**Text**.
|Publication number||US5788406 A|
|Application number||US 08/921,729|
|Publication date||Aug 4, 1998|
|Filing date||Aug 27, 1997|
|Priority date||Apr 17, 1996|
|Publication number||08921729, 921729, US 5788406 A, US 5788406A, US-A-5788406, US5788406 A, US5788406A|
|Inventors||Manuel Andres Hernandez|
|Original Assignee||S. Bravo Systems, Inc.|
|Export Citation||BiBTeX, EndNote, RefMan|
|Patent Citations (15), Referenced by (23), Classifications (10), Legal Events (3)|
|External Links: USPTO, USPTO Assignment, Espacenet|
This is a continuation of application Ser. No. 08/633,929 filed on Apr. 17, 1996, now abandoned.
The present invention relates to a manhole cover opening device.
Manhole covers generally are made of cast iron and weigh about 200 to 300 pounds. They are used at service stations to cover gasoline tank filling pipes, submersible pumps, and other equipment, devices and access ways. Periodically, it is necessary to lift a manhole cover for maintenance, service, inspection or otherwise. Due to the weight of the cover, service personnel normally must work in pairs to help ensure safe handling of the cover.
Recently, attempts have been made to solve the problem of safely and easily opening and closing a manhole. The devices proposed, however, are very expensive and difficult to install as they may require a specially shaped or hinged manhole cover and may require breaking the concrete surrounding the manhole. The devices also tend to include expensive components such as roller mechanisms, hydraulic mechanisms and other high maintenance elements. For example, German Patent No. DE3711338 shows a piston-like lifting element and swing arms attached to a cover. The swing arms are pivotably mounted outside the footprint of the cover and this would require breaking concrete and a special skirt for seating the cover. The device must be locked in the closed position with a toggle to keep the cover in the closed position.
U.S. Pat. No. 5,451,119 to Hondulas discloses a spring-biased cover which is hinged to a frame, and a latch to hold the cover closed against the spring force. Specifics of the structure are vague and it appears that the hinge and spring will interfere with each other.
The difficulty in designing an inexpensive, easy-to-install and retrofittable system is in part due to the problem of trying to pivot the manhole cover about a point along its circumference or hinging the manhole cover itself. Moreover, if the device is to be retrofittable on existing covers, there is relatively limited space to install it.
In one embodiment, the invention provides a manhole cover which actually initially is rotated away from the direction of desired rotation with the assistance of a spring in order to shift the center of gravity of the cover to a position from which the spring now acts to rotate the cover back in the desired direction. The invention also includes a first mounting bracket to mount one end of the spring to a manhole skirt and a second end to the cover. A pair of stopper bars are pivotably mounted to each bracket. The spring biases the cover to rotate away from the first mounting bracket about the covers's edge remote from the first mounting bracket, until the underside of the manhole cover contacts the stopper bars. The spring then urges the cover to rotate about the pivot axis at which the bars are fixed to the first bracket.
To operate the device, a handle on the cover is lifted and the manhole cover starts to rotate away from the first bracket.
Continuing to pull on the handle, the spring starts to rotate the cover and stopper bars in the opposite direction to that which the cover was initially rotating, once the stopper bars are contacted.

**Goal of the exercise**.
Extend the manhole cover opener patent text above, starting right after its last sentence.

[Extracted data entries]

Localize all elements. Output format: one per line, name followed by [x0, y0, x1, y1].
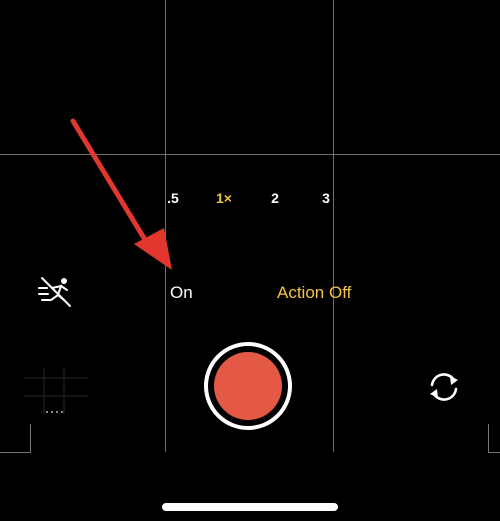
annotation-arrow-icon: [70, 118, 172, 270]
viewfinder-corner-right: [488, 424, 500, 453]
home-indicator: [162, 503, 338, 511]
zoom-option-0-5[interactable]: .5: [158, 190, 188, 206]
grid-line-vertical-2: [333, 0, 334, 452]
grid-line-vertical-1: [165, 0, 166, 452]
action-mode-off-icon[interactable]: [36, 276, 76, 308]
zoom-option-2[interactable]: 2: [260, 190, 290, 206]
record-button[interactable]: [204, 342, 292, 430]
record-button-fill: [214, 352, 282, 420]
zoom-option-3[interactable]: 3: [311, 190, 341, 206]
stabilization-label[interactable]: On: [170, 283, 193, 303]
zoom-option-1x[interactable]: 1×: [209, 190, 239, 206]
flip-camera-icon[interactable]: [425, 370, 463, 404]
action-mode-label[interactable]: Action Off: [277, 283, 351, 303]
viewfinder-corner-left: [0, 424, 31, 453]
grid-line-horizontal: [0, 154, 500, 155]
last-capture-thumbnail[interactable]: [24, 368, 88, 414]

**Written response**.
The spring causes the cover to rotate fully open and may also cause the cover to rotate its position about the stopper bars.
The amount of force needed to open the cover is controlled by setting a variety of factors including the spring force, the spring initial length, the length of the stopper bars, positions of attachment of each bar and the spring, and other factors. The stopper bars' length is preferably adjustable, as well as the spring tension. It is also preferable to set the spring force to assist opening, rather than requiring a lock to hold the cover closed. However, this is not a requirement of the invention. Furthermore, it is preferable to use a mechanism to limit the amount that the cover will open, which will help avoid accidents.
The invention will now be described in detail below in reference to the drawings in which:
FIG. 1 is a top view of a manhole cover seated in a skirt and having a handle suitable for use with the invention;
FIG. 2 is a partial vertical sectional view of the cover and skirt of FIG. 1 taken along a line 2--2 of FIG. 1 showing a cam locking device which may be used with the invention;
FIG. 3 is a top view of the skirt with cover removed showing various positions of the locking device which may be used with the invention and a set ring and a first mounting body for use with and in accordance with one embodiment of the invention;
FIG. 4 is a partial schematic, partial side view of the cover, the set ring, the first mounting bracket, a second mounting bracket, a spring assembly and a pivot arm, with the cover in seated position on the skirt, for illustrating an embodiment of the invention;
FIG. 5 is a view similar to FIG. 4 but with the cover in a partially open position;
FIG. 6 is a view similar to FIG. 5 with the cover in fully open position;
FIG. 7 is a bottom view of the second mounting bracket showing connections of ends of the pivot arms and the spring assembly;
FIG. 8 is a side view of one pivot bar;
FIG. 9 is a vertical sectional view along line 9--9 of FIG. 8, showing a first position in which a slide bar in the pivot bar is movable;
FIG. 10 is a view similar to FIG. 9 with the slide bar in a second, non-movable position; and
FIG. 11 is a top view of the first mounting bracket, pivot bars and spring assembly attachment, and the attachment of the first mounting bracket to the set ring.
In accordance with the invention, a manhole cover is biased open. With reference to FIG. 1, a manhole cover 2 is seated on a shoulder of a skirt 4. The cover has a handle 6 to simplify lifting and replacing it.
In a preferred embodiment, the cover may be provided with a locking device as shown in FIGS. 1 through 3 and as disclosed and explained in detail in a co-pending U.S. Application filed Apr. 15, 1996 and entitled LOCKING DEVICE FOR MANHOLE COVER, invented by Sergio M. Bravo, which application is hereby incorporated by reference.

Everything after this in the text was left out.